> SOURCE DOCUMENT:

I am not a fan of Mutual Ministry Reviews for many of the same reasons that Edward Demming gave 50 years ago after he left the American business consulting world in disgust and went to Japan and helped create total quality management and radically transformed the quality of Japanese products.
Why the Church wants to continue to import failed consulting technology into its life continually confounds me.
What we need to create is cultures of ministry excellence that rely on continual improvement rather than on annual reviews. What is important here is not the review process but the underlying culture. We live in a competitive, adversarial, punitive, culture and strategies based on that culture have limited the ability to build sustainable cultures of excellence. The path to the future must be consistent with the future we desire.
Adversarial cultures do not create the Kingdom of God.
The alternative to the adversarial culture is the learning culture (see Peter Senge's work on Learning organizations) that is characterized by curiosity, wonder, empowerment, and excellence. Sadly, most review processes, because of the underlying adversarial culture, don't empower as they (in Demming's words) "rob the worker of their essential dignity".
Adversarial cultures focus on punishing failure,. Learning cultures focus on discovery, and will celebrate failure as one more step on the path to knowledge and excellence.
The challenge isn't to come up with a better review process. The challenge is to create the culture that could benefit from a review.

> DATA PROVIDED:

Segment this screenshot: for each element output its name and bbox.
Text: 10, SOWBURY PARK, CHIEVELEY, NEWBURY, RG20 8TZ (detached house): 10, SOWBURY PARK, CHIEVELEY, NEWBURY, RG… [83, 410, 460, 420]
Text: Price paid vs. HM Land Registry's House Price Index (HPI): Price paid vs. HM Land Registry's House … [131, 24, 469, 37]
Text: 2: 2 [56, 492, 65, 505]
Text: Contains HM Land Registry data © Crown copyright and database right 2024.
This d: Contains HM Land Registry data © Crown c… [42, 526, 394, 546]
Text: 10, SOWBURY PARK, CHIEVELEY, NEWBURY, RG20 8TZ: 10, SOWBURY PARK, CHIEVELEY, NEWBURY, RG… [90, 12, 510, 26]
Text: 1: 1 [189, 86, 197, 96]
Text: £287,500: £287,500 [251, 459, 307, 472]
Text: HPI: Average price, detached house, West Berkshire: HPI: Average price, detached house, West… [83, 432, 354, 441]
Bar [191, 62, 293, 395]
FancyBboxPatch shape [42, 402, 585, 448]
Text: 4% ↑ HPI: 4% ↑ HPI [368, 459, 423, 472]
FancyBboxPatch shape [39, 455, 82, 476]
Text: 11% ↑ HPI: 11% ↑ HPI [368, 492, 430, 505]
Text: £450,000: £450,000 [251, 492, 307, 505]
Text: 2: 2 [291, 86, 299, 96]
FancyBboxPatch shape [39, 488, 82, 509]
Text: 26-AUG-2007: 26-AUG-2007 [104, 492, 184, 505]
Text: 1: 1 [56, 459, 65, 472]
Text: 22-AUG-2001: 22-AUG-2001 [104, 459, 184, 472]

--

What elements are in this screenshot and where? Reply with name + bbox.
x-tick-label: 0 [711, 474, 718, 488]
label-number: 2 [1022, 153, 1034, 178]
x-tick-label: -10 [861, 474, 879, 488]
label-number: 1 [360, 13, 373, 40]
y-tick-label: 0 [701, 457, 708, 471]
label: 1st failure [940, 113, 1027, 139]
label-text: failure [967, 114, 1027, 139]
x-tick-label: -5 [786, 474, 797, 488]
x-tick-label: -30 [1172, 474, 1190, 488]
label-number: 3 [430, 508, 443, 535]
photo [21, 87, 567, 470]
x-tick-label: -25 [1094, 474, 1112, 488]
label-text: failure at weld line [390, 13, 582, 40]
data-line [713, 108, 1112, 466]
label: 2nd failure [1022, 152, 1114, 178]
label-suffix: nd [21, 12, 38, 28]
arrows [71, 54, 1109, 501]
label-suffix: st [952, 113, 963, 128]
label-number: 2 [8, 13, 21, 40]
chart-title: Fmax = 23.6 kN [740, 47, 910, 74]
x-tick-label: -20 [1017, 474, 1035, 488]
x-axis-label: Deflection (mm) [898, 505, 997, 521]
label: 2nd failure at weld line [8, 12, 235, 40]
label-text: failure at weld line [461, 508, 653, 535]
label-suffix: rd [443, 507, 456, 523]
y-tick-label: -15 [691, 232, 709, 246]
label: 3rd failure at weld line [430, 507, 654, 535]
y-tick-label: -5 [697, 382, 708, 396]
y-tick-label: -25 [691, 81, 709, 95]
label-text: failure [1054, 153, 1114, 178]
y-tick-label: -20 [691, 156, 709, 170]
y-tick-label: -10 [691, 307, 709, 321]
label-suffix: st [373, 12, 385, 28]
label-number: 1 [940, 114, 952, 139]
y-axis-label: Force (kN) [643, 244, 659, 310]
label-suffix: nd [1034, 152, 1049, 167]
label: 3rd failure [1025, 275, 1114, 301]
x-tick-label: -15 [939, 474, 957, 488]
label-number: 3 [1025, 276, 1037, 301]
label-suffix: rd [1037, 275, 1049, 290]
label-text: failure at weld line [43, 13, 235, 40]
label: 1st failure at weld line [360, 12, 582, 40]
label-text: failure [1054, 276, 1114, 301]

> PROMPT A:
In the piece on Mutual Ministry Reviews, what do learning cultures celebrate failure as?
> PROMPT B:
In the listing, lay out as a JSON list of strings, one per line, the lines from the one containing "What elements are" through the one containing "label: 1st failure [940, 113, 1027, 139]", both included.

> TASK RESPONSE A:
As one more step on the path to knowledge and excellence.

> TASK RESPONSE B:
[
  "What elements are in this screenshot and where? Reply with name + bbox.",
  "x-tick-label: 0 [711, 474, 718, 488]",
  "label-number: 2 [1022, 153, 1034, 178]",
  "x-tick-label: -10 [861, 474, 879, 488]",
  "label-number: 1 [360, 13, 373, 40]",
  "y-tick-label: 0 [701, 457, 708, 471]",
  "label: 1st failure [940, 113, 1027, 139]"
]